- **Task to carry out**: Your task is to copy the material exactly.

# # # # #

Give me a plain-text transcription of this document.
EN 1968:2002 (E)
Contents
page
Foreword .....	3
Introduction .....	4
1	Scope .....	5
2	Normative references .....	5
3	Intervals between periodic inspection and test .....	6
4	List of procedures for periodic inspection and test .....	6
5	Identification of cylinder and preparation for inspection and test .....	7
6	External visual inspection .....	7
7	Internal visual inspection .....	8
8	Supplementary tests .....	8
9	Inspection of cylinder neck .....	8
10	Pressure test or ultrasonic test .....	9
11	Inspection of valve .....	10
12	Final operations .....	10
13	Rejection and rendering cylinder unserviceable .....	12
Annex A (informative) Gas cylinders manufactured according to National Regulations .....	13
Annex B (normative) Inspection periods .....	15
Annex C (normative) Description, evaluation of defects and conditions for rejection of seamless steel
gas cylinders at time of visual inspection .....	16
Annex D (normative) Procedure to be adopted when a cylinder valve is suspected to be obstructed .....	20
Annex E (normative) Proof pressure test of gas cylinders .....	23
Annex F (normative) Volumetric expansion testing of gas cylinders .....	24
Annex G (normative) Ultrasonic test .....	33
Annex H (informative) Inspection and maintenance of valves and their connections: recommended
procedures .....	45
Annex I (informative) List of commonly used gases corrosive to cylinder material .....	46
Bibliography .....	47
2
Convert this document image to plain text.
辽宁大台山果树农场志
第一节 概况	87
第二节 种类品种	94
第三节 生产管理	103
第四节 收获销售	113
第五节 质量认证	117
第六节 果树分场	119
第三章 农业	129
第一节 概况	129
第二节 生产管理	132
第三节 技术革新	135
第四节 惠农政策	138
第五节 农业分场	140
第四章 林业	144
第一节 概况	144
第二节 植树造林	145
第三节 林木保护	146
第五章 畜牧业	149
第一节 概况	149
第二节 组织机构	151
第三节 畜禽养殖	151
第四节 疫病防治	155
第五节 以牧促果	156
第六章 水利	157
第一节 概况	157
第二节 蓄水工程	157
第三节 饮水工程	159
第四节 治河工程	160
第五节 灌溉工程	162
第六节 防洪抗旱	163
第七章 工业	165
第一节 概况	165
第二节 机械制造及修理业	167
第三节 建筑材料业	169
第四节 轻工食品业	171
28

# # # # #

- **Answer to the task**:
Give me a plain-text transcription of this document.
EN 1968:2002 (E)
Contents
page
Foreword .....	3
Introduction .....	4
1	Scope .....	5
2	Normative references .....	5
3	Intervals between periodic inspection and test .....	6
4	List of procedures for periodic inspection and test .....	6
5	Identification of cylinder and preparation for inspection and test .....	7
6	External visual inspection .....	7
7	Internal visual inspection .....	8
8	Supplementary tests .....	8
9	Inspection of cylinder neck .....	8
10	Pressure test or ultrasonic test .....	9
11	Inspection of valve .....	10
12	Final operations .....	10
13	Rejection and rendering cylinder unserviceable .....	12
Annex A (informative) Gas cylinders manufactured according to National Regulations .....	13
Annex B (normative) Inspection periods .....	15
Annex C (normative) Description, evaluation of defects and conditions for rejection of seamless steel
gas cylinders at time of visual inspection .....	16
Annex D (normative) Procedure to be adopted when a cylinder valve is suspected to be obstructed .....	20
Annex E (normative) Proof pressure test of gas cylinders .....	23
Annex F (normative) Volumetric expansion testing of gas cylinders .....	24
Annex G (normative) Ultrasonic test .....	33
Annex H (informative) Inspection and maintenance of valves and their connections: recommended
procedures .....	45
Annex I (informative) List of commonly used gases corrosive to cylinder material .....	46
Bibliography .....	47
2
Convert this document image to plain text.
辽宁大台山果树农场志
第一节 概况	87
第二节 种类品种	94
第三节 生产管理	103
第四节 收获销售	113
第五节 质量认证	117
第六节 果树分场	119
第三章 农业	129
第一节 概况	129
第二节 生产管理	132
第三节 技术革新	135
第四节 惠农政策	138
第五节 农业分场	140
第四章 林业	144
第一节 概况	144
第二节 植树造林	145
第三节 林木保护	146
第五章 畜牧业	149
第一节 概况	149
第二节 组织机构	151
第三节 畜禽养殖	151
第四节 疫病防治	155
第五节 以牧促果	156
第六章 水利	157
第一节 概况	157
第二节 蓄水工程	157
第三节 饮水工程	159
第四节 治河工程	160
第五节 灌溉工程	162
第六节 防洪抗旱	163
第七章 工业	165
第一节 概况	165
第二节 机械制造及修理业	167
第三节 建筑材料业	169
第四节 轻工食品业	171
28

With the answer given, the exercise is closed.